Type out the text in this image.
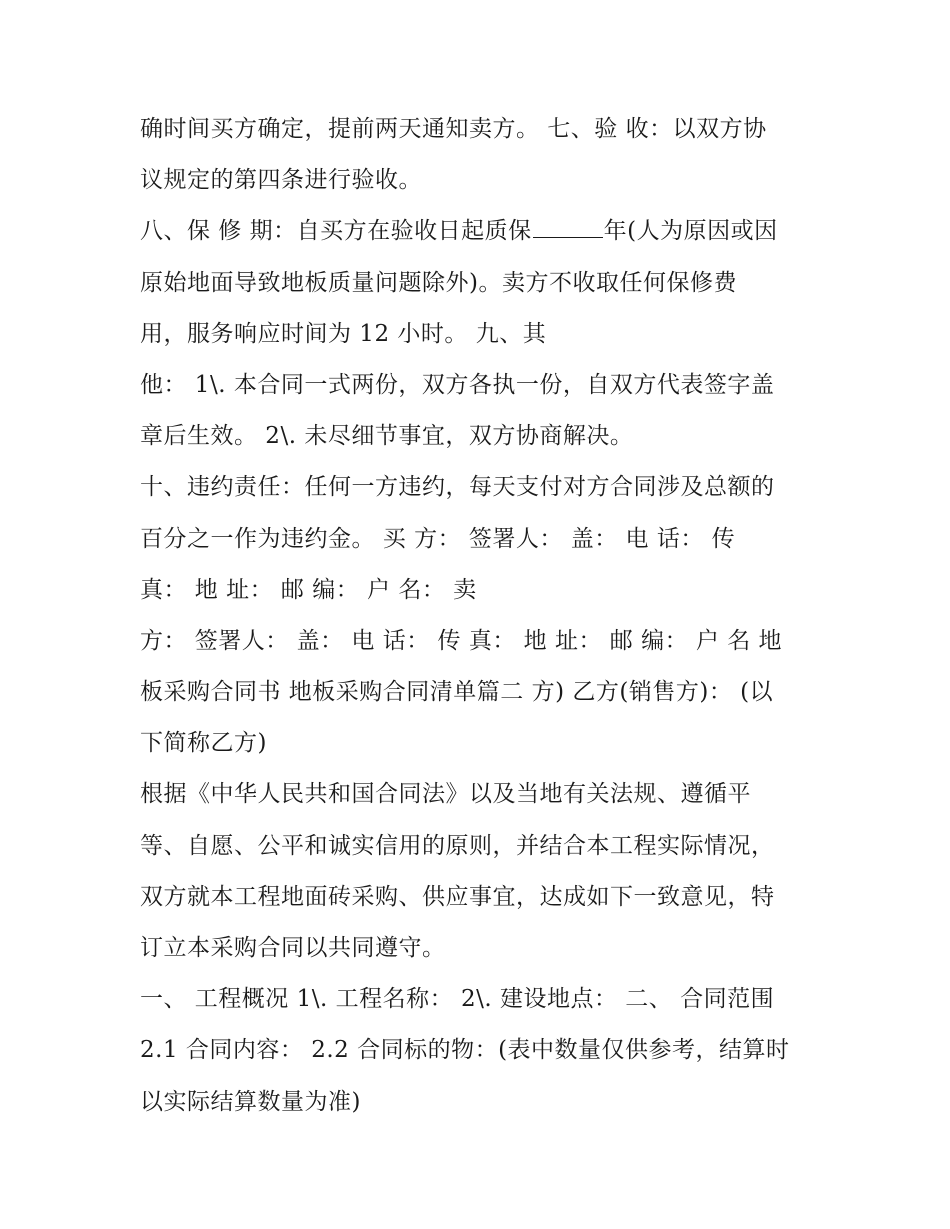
确时间买方确定，提前两天通知卖方。 七、验 收：以双方协
议规定的第四条进行验收。
八、保 修 期：自买方在验收日起质保	年(人为原因或因
原始地面导致地板质量问题除外)。卖方不收取任何保修费
用，服务响应时间为 12 小时。 九、其
他： 1\. 本合同一式两份，双方各执一份，自双方代表签字盖
章后生效。 2\. 未尽细节事宜，双方协商解决。
十、违约责任：任何一方违约，每天支付对方合同涉及总额的
百分之一作为违约金。 买 方： 签署人： 盖： 电 话： 传
真： 地 址： 邮 编： 户 名： 卖
方： 签署人： 盖： 电 话： 传 真： 地 址： 邮 编： 户 名 地
板采购合同书 地板采购合同清单篇二 方) 乙方(销售方)： (以
下简称乙方)
根据《中华人民共和国合同法》以及当地有关法规、遵循平
等、自愿、公平和诚实信用的原则，并结合本工程实际情况，
双方就本工程地面砖采购、供应事宜，达成如下一致意见，特
订立本采购合同以共同遵守。
一、 工程概况 1\. 工程名称： 2\. 建设地点： 二、 合同范围
2.1 合同内容： 2.2 合同标的物：(表中数量仅供参考，结算时
以实际结算数量为准)
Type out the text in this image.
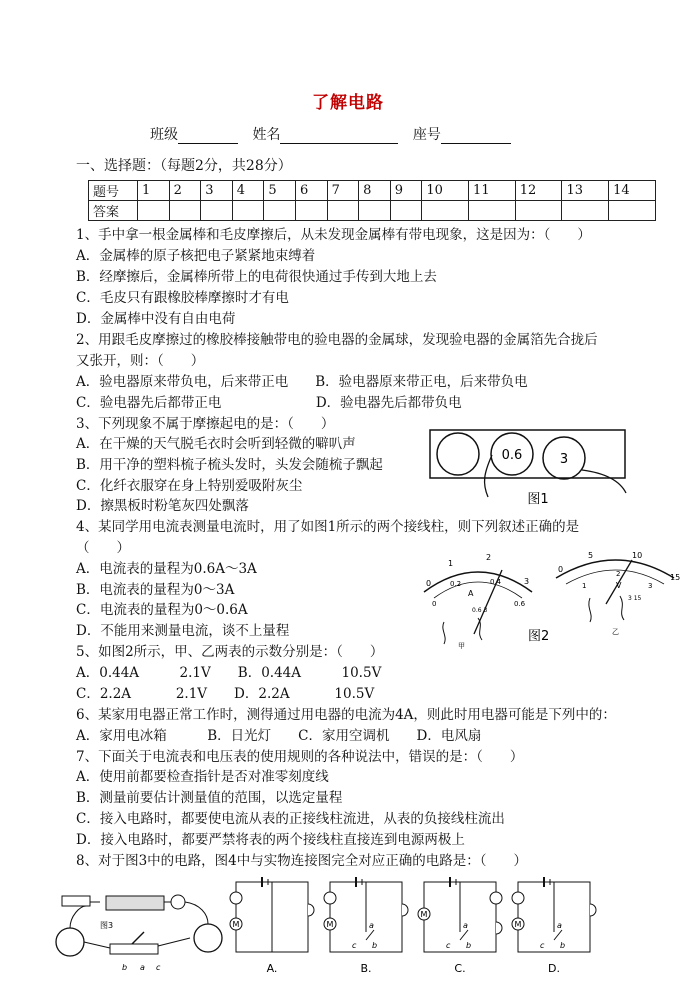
了解电路
班级	姓名	座号
一、选择题：（每题2分，共28分）
题号	1	2	3	4	5	6	7	8	9	10	11	12	13	14
答案														
1、手中拿一根金属棒和毛皮摩擦后，从未发现金属棒有带电现象，这是因为：（　　）
A．金属棒的原子核把电子紧紧地束缚着
B．经摩擦后，金属棒所带上的电荷很快通过手传到大地上去
C．毛皮只有跟橡胶棒摩擦时才有电
D．金属棒中没有自由电荷
2、用跟毛皮摩擦过的橡胶棒接触带电的验电器的金属球，发现验电器的金属箔先合拢后
又张开，则：（　　）
A．验电器原来带负电，后来带正电　　B．验电器原来带正电，后来带负电
C．验电器先后都带正电　　　　　　　D．验电器先后都带负电
3、下列现象不属于摩擦起电的是：（　　）
A．在干燥的天气脱毛衣时会听到轻微的噼叭声
B．用干净的塑料梳子梳头发时，头发会随梳子飘起
C．化纤衣服穿在身上特别爱吸附灰尘
D．擦黑板时粉笔灰四处飘落
4、某同学用电流表测量电流时，用了如图1所示的两个接线柱，则下列叙述正确的是
（　　）
A．电流表的量程为0.6A～3A
B．电流表的量程为0～3A
C．电流表的量程为0～0.6A
D．不能用来测量电流，谈不上量程
5、如图2所示，甲、乙两表的示数分别是：（　　）
A．0.44A　　　2.1V　　B．0.44A　　　10.5V
C．2.2A　　　 2.1V　　D．2.2A　　　 10.5V
6、某家用电器正常工作时，测得通过用电器的电流为4A，则此时用电器可能是下列中的：
A．家用电冰箱　　　B．日光灯　　C．家用空调机　　D．电风扇
7、下面关于电流表和电压表的使用规则的各种说法中，错误的是：（　　）
A．使用前都要检查指针是否对准零刻度线
B．测量前要估计测量值的范围，以选定量程
C．接入电路时，都要使电流从表的正接线柱流进，从表的负接线柱流出
D．接入电路时，都要严禁将表的两个接线柱直接连到电源两极上
8、对于图3中的电路，图4中与实物连接图完全对应正确的电路是：（　　）
0.6	3
图1
0
1
2
3
0
0.2	0.4
0.6
A
0.6 3
甲
图2
0
5	10
15
1
2
3
V
3 15
乙
图3
b a c
M
A.
M	a
c b
B.
M
a
c b
C.
M	a
c b
D.
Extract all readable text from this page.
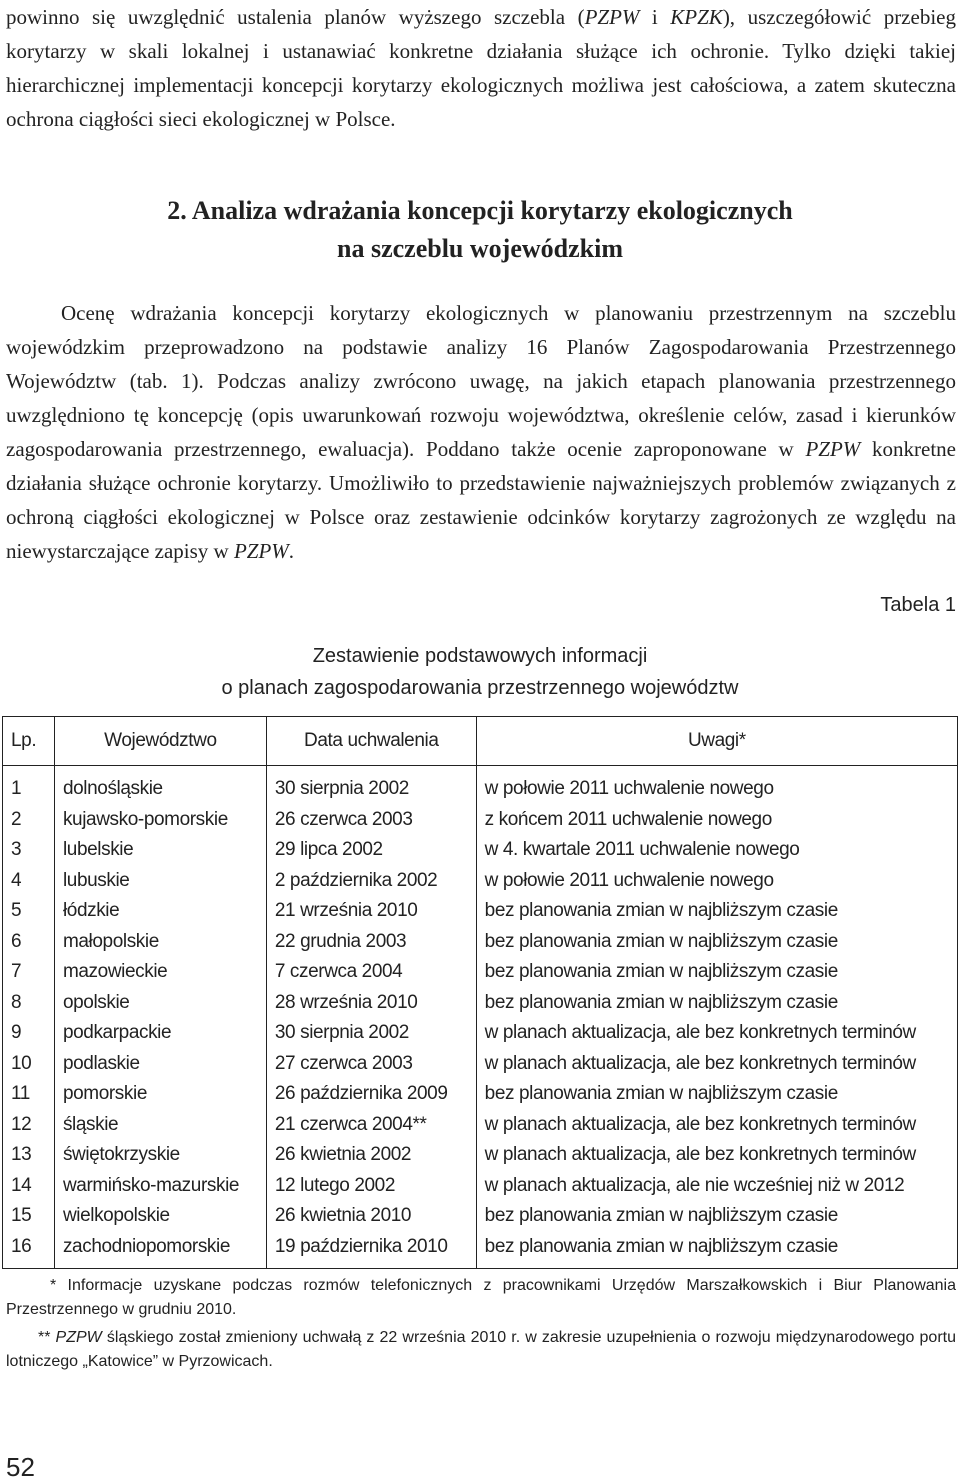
powinno się uwzględnić ustalenia planów wyższego szczebla (PZPW i KPZK), uszczegółowić przebieg korytarzy w skali lokalnej i ustanawiać konkretne działania służące ich ochronie. Tylko dzięki takiej hierarchicznej implementacji koncepcji korytarzy ekologicznych możliwa jest całościowa, a zatem skuteczna ochrona ciągłości sieci ekologicznej w Polsce.

2. Analiza wdrażania koncepcji korytarzy ekologicznych
na szczeblu wojewódzkim

Ocenę wdrażania koncepcji korytarzy ekologicznych w planowaniu przestrzennym na szczeblu wojewódzkim przeprowadzono na podstawie analizy 16 Planów Zagospodarowania Przestrzennego Województw (tab. 1). Podczas analizy zwrócono uwagę, na jakich etapach planowania przestrzennego uwzględniono tę koncepcję (opis uwarunkowań rozwoju województwa, określenie celów, zasad i kierunków zagospodarowania przestrzennego, ewaluacja). Poddano także ocenie zaproponowane w PZPW konkretne działania służące ochronie korytarzy. Umożliwiło to przedstawienie najważniejszych problemów związanych z ochroną ciągłości ekologicznej w Polsce oraz zestawienie odcinków korytarzy zagrożonych ze względu na niewystarczające zapisy w PZPW.

Tabela 1
Zestawienie podstawowych informacji
o planach zagospodarowania przestrzennego województw
Lp.	Województwo	Data uchwalenia	Uwagi*
1	dolnośląskie	30 sierpnia 2002	w połowie 2011 uchwalenie nowego
2	kujawsko-pomorskie	26 czerwca 2003	z końcem 2011 uchwalenie nowego
3	lubelskie	29 lipca 2002	w 4. kwartale 2011 uchwalenie nowego
4	lubuskie	2 października 2002	w połowie 2011 uchwalenie nowego
5	łódzkie	21 września 2010	bez planowania zmian w najbliższym czasie
6	małopolskie	22 grudnia 2003	bez planowania zmian w najbliższym czasie
7	mazowieckie	7 czerwca 2004	bez planowania zmian w najbliższym czasie
8	opolskie	28 września 2010	bez planowania zmian w najbliższym czasie
9	podkarpackie	30 sierpnia 2002	w planach aktualizacja, ale bez konkretnych terminów
10	podlaskie	27 czerwca 2003	w planach aktualizacja, ale bez konkretnych terminów
11	pomorskie	26 października 2009	bez planowania zmian w najbliższym czasie
12	śląskie	21 czerwca 2004**	w planach aktualizacja, ale bez konkretnych terminów
13	świętokrzyskie	26 kwietnia 2002	w planach aktualizacja, ale bez konkretnych terminów
14	warmińsko-mazurskie	12 lutego 2002	w planach aktualizacja, ale nie wcześniej niż w 2012
15	wielkopolskie	26 kwietnia 2010	bez planowania zmian w najbliższym czasie
16	zachodniopomorskie	19 października 2010	bez planowania zmian w najbliższym czasie

* Informacje uzyskane podczas rozmów telefonicznych z pracownikami Urzędów Marszałkowskich i Biur Planowania Przestrzennego w grudniu 2010.

** PZPW śląskiego został zmieniony uchwałą z 22 września 2010 r. w zakresie uzupełnienia o rozwoju międzynarodowego portu lotniczego „Katowice” w Pyrzowicach.

52
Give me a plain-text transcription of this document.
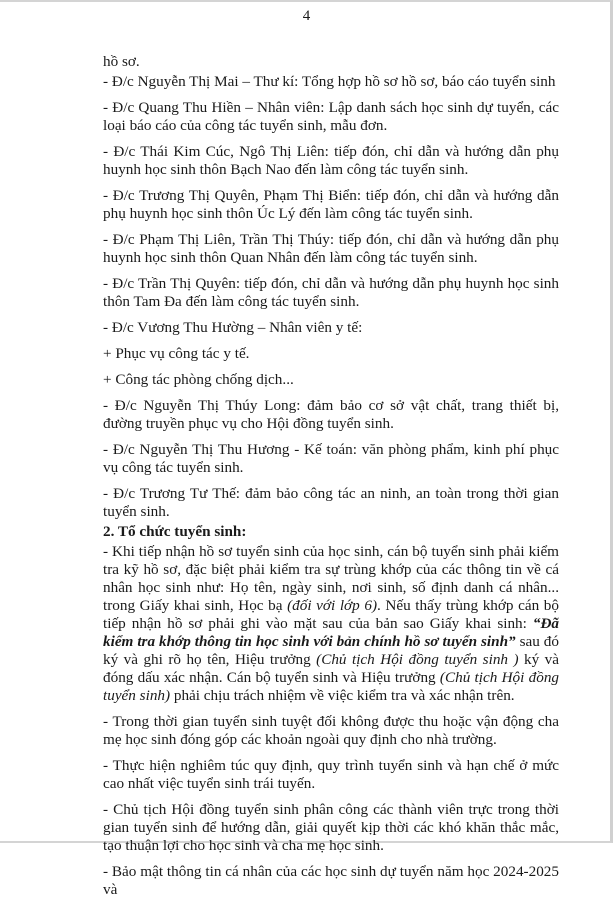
4

hồ sơ.

- Đ/c Nguyễn Thị Mai – Thư kí: Tổng hợp hồ sơ hồ sơ, báo cáo tuyển sinh

- Đ/c Quang Thu Hiền – Nhân viên: Lập danh sách học sinh dự tuyển, các loại báo cáo của công tác tuyển sinh, mẫu đơn.

- Đ/c Thái Kim Cúc, Ngô Thị Liên: tiếp đón, chỉ dẫn và hướng dẫn phụ huynh học sinh thôn Bạch Nao đến làm công tác tuyển sinh.

- Đ/c Trương Thị Quyên, Phạm Thị Biển: tiếp đón, chỉ dẫn và hướng dẫn phụ huynh học sinh thôn Úc Lý đến làm công tác tuyển sinh.

- Đ/c Phạm Thị Liên, Trần Thị Thúy: tiếp đón, chỉ dẫn và hướng dẫn phụ huynh học sinh thôn Quan Nhân đến làm công tác tuyển sinh.

- Đ/c Trần Thị Quyên: tiếp đón, chỉ dẫn và hướng dẫn phụ huynh học sinh thôn Tam Đa đến làm công tác tuyển sinh.

- Đ/c Vương Thu Hường – Nhân viên y tế:

+ Phục vụ công tác y tế.

+ Công tác phòng chống dịch...

- Đ/c Nguyễn Thị Thúy Long: đảm bảo cơ sở vật chất, trang thiết bị, đường truyền phục vụ cho Hội đồng tuyển sinh.

- Đ/c Nguyễn Thị Thu Hương - Kế toán: văn phòng phẩm, kinh phí phục vụ công tác tuyển sinh.

- Đ/c Trương Tư Thế: đảm bảo công tác an ninh, an toàn trong thời gian tuyển sinh.

2. Tổ chức tuyển sinh:

- Khi tiếp nhận hồ sơ tuyển sinh của học sinh, cán bộ tuyển sinh phải kiểm tra kỹ hồ sơ, đặc biệt phải kiểm tra sự trùng khớp của các thông tin về cá nhân học sinh như: Họ tên, ngày sinh, nơi sinh, số định danh cá nhân... trong Giấy khai sinh, Học bạ (đối với lớp 6). Nếu thấy trùng khớp cán bộ tiếp nhận hồ sơ phải ghi vào mặt sau của bản sao Giấy khai sinh: “Đã kiểm tra khớp thông tin học sinh với bản chính hồ sơ tuyển sinh” sau đó ký và ghi rõ họ tên, Hiệu trưởng (Chủ tịch Hội đồng tuyển sinh ) ký và đóng dấu xác nhận. Cán bộ tuyển sinh và Hiệu trưởng (Chủ tịch Hội đồng tuyển sinh) phải chịu trách nhiệm về việc kiểm tra và xác nhận trên.

- Trong thời gian tuyển sinh tuyệt đối không được thu hoặc vận động cha mẹ học sinh đóng góp các khoản ngoài quy định cho nhà trường.

- Thực hiện nghiêm túc quy định, quy trình tuyển sinh và hạn chế ở mức cao nhất việc tuyển sinh trái tuyến.

- Chủ tịch Hội đồng tuyển sinh phân công các thành viên trực trong thời gian tuyển sinh để hướng dẫn, giải quyết kịp thời các khó khăn thắc mắc, tạo thuận lợi cho học sinh và cha mẹ học sinh.

- Bảo mật thông tin cá nhân của các học sinh dự tuyển năm học 2024-2025 và
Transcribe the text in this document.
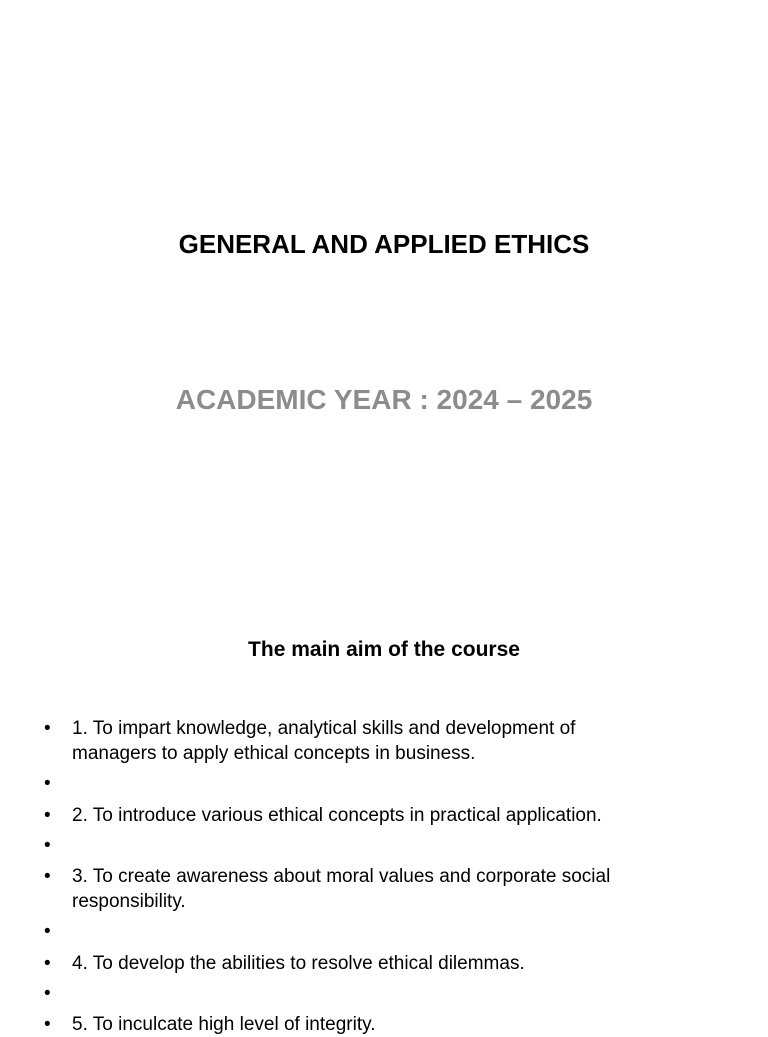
GENERAL AND APPLIED ETHICS
ACADEMIC YEAR : 2024 – 2025
The main aim of the course
•	1. To impart knowledge, analytical skills and development of managers to apply ethical concepts in business.
•
•	2. To introduce various ethical concepts in practical application.
•
•	3. To create awareness about moral values and corporate social responsibility.
•
•	4. To develop the abilities to resolve ethical dilemmas.
•
•	5. To inculcate high level of integrity.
- - - -
▶ **Work to complete**: Find each line that has the word "Thúy", then copy it out.

▶ **Complete response**:
- Đ/c Phạm Thị Liên, Trần Thị Thúy: tiếp đón, chỉ dẫn và hướng dẫn phụ huynh học sinh thôn Quan Nhân đến làm công tác tuyển sinh.
- Đ/c Nguyễn Thị Thúy Long: đảm bảo cơ sở vật chất, trang thiết bị, đường truyền phục vụ cho Hội đồng tuyển sinh.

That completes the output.